■ DIRECTIONS
Say only how many lines contain the word "name".

===== MATERIAL FOR THE TASK =====

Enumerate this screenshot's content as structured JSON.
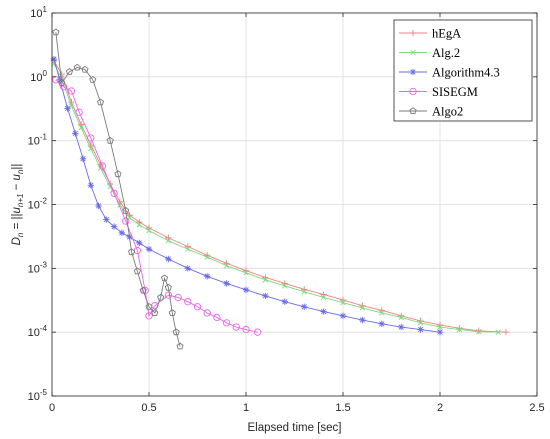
{
  "chart_data": {
    "type": "line",
    "xlabel": "Elapsed time [sec]",
    "ylabel_parts": {
      "lhs": "D",
      "sub_n": "n",
      "eq": " = ||",
      "u1": "u",
      "sub_n1": "n+1",
      "minus": " − ",
      "u2": "u",
      "sub_n2": "n",
      "close": "||"
    },
    "xlim": [
      0,
      2.5
    ],
    "ylim": [
      1e-05,
      10
    ],
    "yscale": "log",
    "grid": true,
    "legend_position": "top-right",
    "xticks": [
      "0",
      "0.5",
      "1",
      "1.5",
      "2",
      "2.5"
    ],
    "xtick_values": [
      0,
      0.5,
      1,
      1.5,
      2,
      2.5
    ],
    "yticks": [
      {
        "base": "10",
        "exp": "1",
        "value": 10
      },
      {
        "base": "10",
        "exp": "0",
        "value": 1
      },
      {
        "base": "10",
        "exp": "-1",
        "value": 0.1
      },
      {
        "base": "10",
        "exp": "-2",
        "value": 0.01
      },
      {
        "base": "10",
        "exp": "-3",
        "value": 0.001
      },
      {
        "base": "10",
        "exp": "-4",
        "value": 0.0001
      },
      {
        "base": "10",
        "exp": "-5",
        "value": 1e-05
      }
    ],
    "series": [
      {
        "name": "hEgA",
        "color": "#f08080",
        "marker": "plus",
        "x": [
          0.01,
          0.05,
          0.1,
          0.15,
          0.2,
          0.25,
          0.3,
          0.35,
          0.4,
          0.45,
          0.5,
          0.6,
          0.7,
          0.8,
          0.9,
          1.0,
          1.1,
          1.2,
          1.3,
          1.4,
          1.5,
          1.6,
          1.7,
          1.8,
          1.9,
          2.0,
          2.1,
          2.2,
          2.34
        ],
        "y": [
          1.8,
          1.1,
          0.4,
          0.18,
          0.085,
          0.042,
          0.021,
          0.011,
          0.0068,
          0.0053,
          0.0043,
          0.003,
          0.0022,
          0.0016,
          0.0012,
          0.00092,
          0.00072,
          0.00058,
          0.00047,
          0.00039,
          0.00032,
          0.00026,
          0.00022,
          0.00018,
          0.00015,
          0.00013,
          0.000115,
          0.000105,
          0.0001
        ]
      },
      {
        "name": "Alg.2",
        "color": "#7fd97f",
        "marker": "x",
        "x": [
          0.01,
          0.05,
          0.1,
          0.15,
          0.2,
          0.25,
          0.3,
          0.35,
          0.4,
          0.45,
          0.5,
          0.6,
          0.7,
          0.8,
          0.9,
          1.0,
          1.1,
          1.2,
          1.3,
          1.4,
          1.5,
          1.6,
          1.7,
          1.8,
          1.9,
          2.0,
          2.1,
          2.2,
          2.3
        ],
        "y": [
          1.6,
          0.95,
          0.35,
          0.16,
          0.075,
          0.037,
          0.019,
          0.0098,
          0.0062,
          0.0048,
          0.0039,
          0.0027,
          0.002,
          0.0015,
          0.0011,
          0.00085,
          0.00066,
          0.00053,
          0.00043,
          0.00035,
          0.00029,
          0.00024,
          0.0002,
          0.00017,
          0.00014,
          0.00012,
          0.00011,
          0.000102,
          0.0001
        ]
      },
      {
        "name": "Algorithm4.3",
        "color": "#6a6ae8",
        "marker": "star",
        "x": [
          0.01,
          0.04,
          0.08,
          0.12,
          0.16,
          0.2,
          0.24,
          0.28,
          0.32,
          0.36,
          0.4,
          0.45,
          0.5,
          0.6,
          0.7,
          0.8,
          0.9,
          1.0,
          1.1,
          1.2,
          1.3,
          1.4,
          1.5,
          1.6,
          1.7,
          1.8,
          1.9,
          2.0
        ],
        "y": [
          1.9,
          0.9,
          0.32,
          0.13,
          0.052,
          0.02,
          0.0095,
          0.0058,
          0.0045,
          0.0036,
          0.0031,
          0.0025,
          0.002,
          0.0014,
          0.001,
          0.00075,
          0.00058,
          0.00046,
          0.00037,
          0.0003,
          0.00025,
          0.00021,
          0.00018,
          0.000155,
          0.000135,
          0.00012,
          0.00011,
          0.0001
        ]
      },
      {
        "name": "SISEGM",
        "color": "#e866e8",
        "marker": "circle",
        "x": [
          0.02,
          0.06,
          0.1,
          0.14,
          0.2,
          0.26,
          0.32,
          0.38,
          0.44,
          0.48,
          0.5,
          0.53,
          0.6,
          0.65,
          0.7,
          0.75,
          0.8,
          0.85,
          0.9,
          0.95,
          1.0,
          1.06
        ],
        "y": [
          0.9,
          0.7,
          0.6,
          0.28,
          0.11,
          0.04,
          0.015,
          0.0055,
          0.0019,
          0.00045,
          0.00018,
          0.00026,
          0.00038,
          0.00035,
          0.0003,
          0.00025,
          0.0002,
          0.00017,
          0.00014,
          0.00012,
          0.00011,
          0.0001
        ]
      },
      {
        "name": "Algo2",
        "color": "#7a7a7a",
        "marker": "pentagon",
        "x": [
          0.02,
          0.05,
          0.09,
          0.13,
          0.17,
          0.21,
          0.25,
          0.3,
          0.34,
          0.38,
          0.41,
          0.44,
          0.47,
          0.5,
          0.53,
          0.56,
          0.58,
          0.6,
          0.62,
          0.64,
          0.66
        ],
        "y": [
          5.0,
          0.8,
          1.2,
          1.4,
          1.3,
          0.9,
          0.4,
          0.1,
          0.03,
          0.008,
          0.0018,
          0.0009,
          0.00045,
          0.00025,
          0.0002,
          0.00035,
          0.0007,
          0.0005,
          0.0002,
          0.0001,
          6e-05
        ]
      }
    ]
  }
}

=====

■ TASK RESPONSE
5